[Start Stored records]
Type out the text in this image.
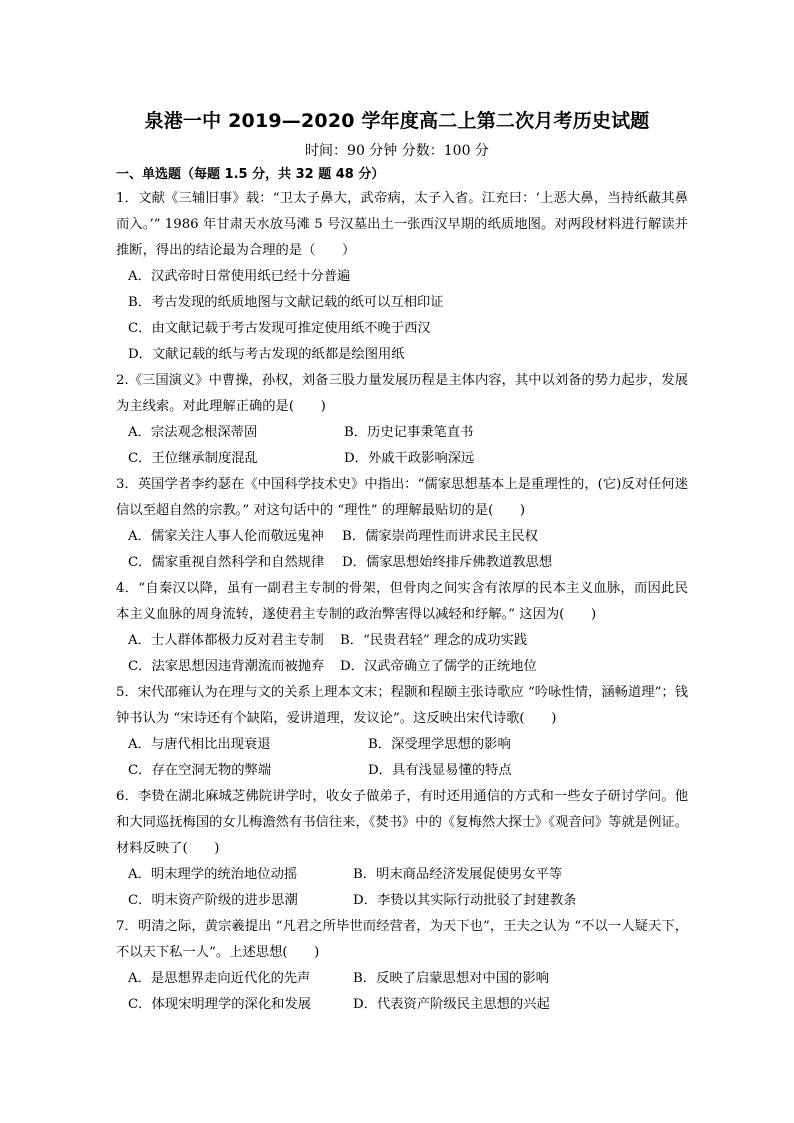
泉港一中 2019—2020 学年度高二上第二次月考历史试题
时间：90 分钟 分数：100 分
一、单选题（每题 1.5 分，共 32 题 48 分）
1．文献《三辅旧事》载：“卫太子鼻大，武帝病，太子入省。江充曰：‘上恶大鼻，当持纸蔽其鼻而入。’” 1986 年甘肃天水放马滩 5 号汉墓出土一张西汉早期的纸质地图。对两段材料进行解读并推断，得出的结论最为合理的是（　　）
A．汉武帝时日常使用纸已经十分普遍
B．考古发现的纸质地图与文献记载的纸可以互相印证
C．由文献记载于考古发现可推定使用纸不晚于西汉
D．文献记载的纸与考古发现的纸都是绘图用纸
2.《三国演义》中曹操，孙权，刘备三股力量发展历程是主体内容，其中以刘备的势力起步，发展为主线索。对此理解正确的是(　　)
A．宗法观念根深蒂固	B．历史记事秉笔直书
C．王位继承制度混乱	D．外戚干政影响深远
3．英国学者李约瑟在《中国科学技术史》中指出：“儒家思想基本上是重理性的，(它)反对任何迷信以至超自然的宗教。” 对这句话中的 “理性” 的理解最贴切的是(　　)
A．儒家关注人事人伦而敬远鬼神	B．儒家崇尚理性而讲求民主民权
C．儒家重视自然科学和自然规律	D．儒家思想始终排斥佛教道教思想
4．“自秦汉以降，虽有一副君主专制的骨架，但骨肉之间实含有浓厚的民本主义血脉，而因此民本主义血脉的周身流转，遂使君主专制的政治弊害得以减轻和纾解。” 这因为(　　)
A．士人群体都极力反对君主专制	B．“民贵君轻” 理念的成功实践
C．法家思想因违背潮流而被抛弃	D．汉武帝确立了儒学的正统地位
5．宋代邵雍认为在理与文的关系上理本文末；程颢和程颐主张诗歌应 “吟咏性情，涵畅道理”；钱钟书认为 “宋诗还有个缺陷，爱讲道理，发议论”。这反映出宋代诗歌(　　)
A．与唐代相比出现衰退	B．深受理学思想的影响
C．存在空洞无物的弊端	D．具有浅显易懂的特点
6．李贽在湖北麻城芝佛院讲学时，收女子做弟子，有时还用通信的方式和一些女子研讨学问。他和大同巡抚梅国的女儿梅澹然有书信往来，《焚书》中的《复梅然大探士》《观音问》等就是例证。材料反映了(　　)
A．明末理学的统治地位动摇	B．明末商品经济发展促使男女平等
C．明末资产阶级的进步思潮	D．李贽以其实际行动批驳了封建教条
7．明清之际，黄宗羲提出 “凡君之所毕世而经营者，为天下也”，王夫之认为 “不以一人疑天下，不以天下私一人”。上述思想(　　)
A．是思想界走向近代化的先声	B．反映了启蒙思想对中国的影响
C．体现宋明理学的深化和发展	D．代表资产阶级民主思想的兴起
[End Stored records]
Set each line of the records down exactly, leaving every picture out.

Type out the text in this image.
泉港一中 2019—2020 学年度高二上第二次月考历史试题
时间：90 分钟 分数：100 分
一、单选题（每题 1.5 分，共 32 题 48 分）
1．文献《三辅旧事》载：“卫太子鼻大，武帝病，太子入省。江充曰：‘上恶大鼻，当持纸蔽其鼻而入。’” 1986 年甘肃天水放马滩 5 号汉墓出土一张西汉早期的纸质地图。对两段材料进行解读并推断，得出的结论最为合理的是（　　）
A．汉武帝时日常使用纸已经十分普遍
B．考古发现的纸质地图与文献记载的纸可以互相印证
C．由文献记载于考古发现可推定使用纸不晚于西汉
D．文献记载的纸与考古发现的纸都是绘图用纸
2.《三国演义》中曹操，孙权，刘备三股力量发展历程是主体内容，其中以刘备的势力起步，发展为主线索。对此理解正确的是(　　)
A．宗法观念根深蒂固	B．历史记事秉笔直书
C．王位继承制度混乱	D．外戚干政影响深远
3．英国学者李约瑟在《中国科学技术史》中指出：“儒家思想基本上是重理性的，(它)反对任何迷信以至超自然的宗教。” 对这句话中的 “理性” 的理解最贴切的是(　　)
A．儒家关注人事人伦而敬远鬼神	B．儒家崇尚理性而讲求民主民权
C．儒家重视自然科学和自然规律	D．儒家思想始终排斥佛教道教思想
4．“自秦汉以降，虽有一副君主专制的骨架，但骨肉之间实含有浓厚的民本主义血脉，而因此民本主义血脉的周身流转，遂使君主专制的政治弊害得以减轻和纾解。” 这因为(　　)
A．士人群体都极力反对君主专制	B．“民贵君轻” 理念的成功实践
C．法家思想因违背潮流而被抛弃	D．汉武帝确立了儒学的正统地位
5．宋代邵雍认为在理与文的关系上理本文末；程颢和程颐主张诗歌应 “吟咏性情，涵畅道理”；钱钟书认为 “宋诗还有个缺陷，爱讲道理，发议论”。这反映出宋代诗歌(　　)
A．与唐代相比出现衰退	B．深受理学思想的影响
C．存在空洞无物的弊端	D．具有浅显易懂的特点
6．李贽在湖北麻城芝佛院讲学时，收女子做弟子，有时还用通信的方式和一些女子研讨学问。他和大同巡抚梅国的女儿梅澹然有书信往来，《焚书》中的《复梅然大探士》《观音问》等就是例证。材料反映了(　　)
A．明末理学的统治地位动摇	B．明末商品经济发展促使男女平等
C．明末资产阶级的进步思潮	D．李贽以其实际行动批驳了封建教条
7．明清之际，黄宗羲提出 “凡君之所毕世而经营者，为天下也”，王夫之认为 “不以一人疑天下，不以天下私一人”。上述思想(　　)
A．是思想界走向近代化的先声	B．反映了启蒙思想对中国的影响
C．体现宋明理学的深化和发展	D．代表资产阶级民主思想的兴起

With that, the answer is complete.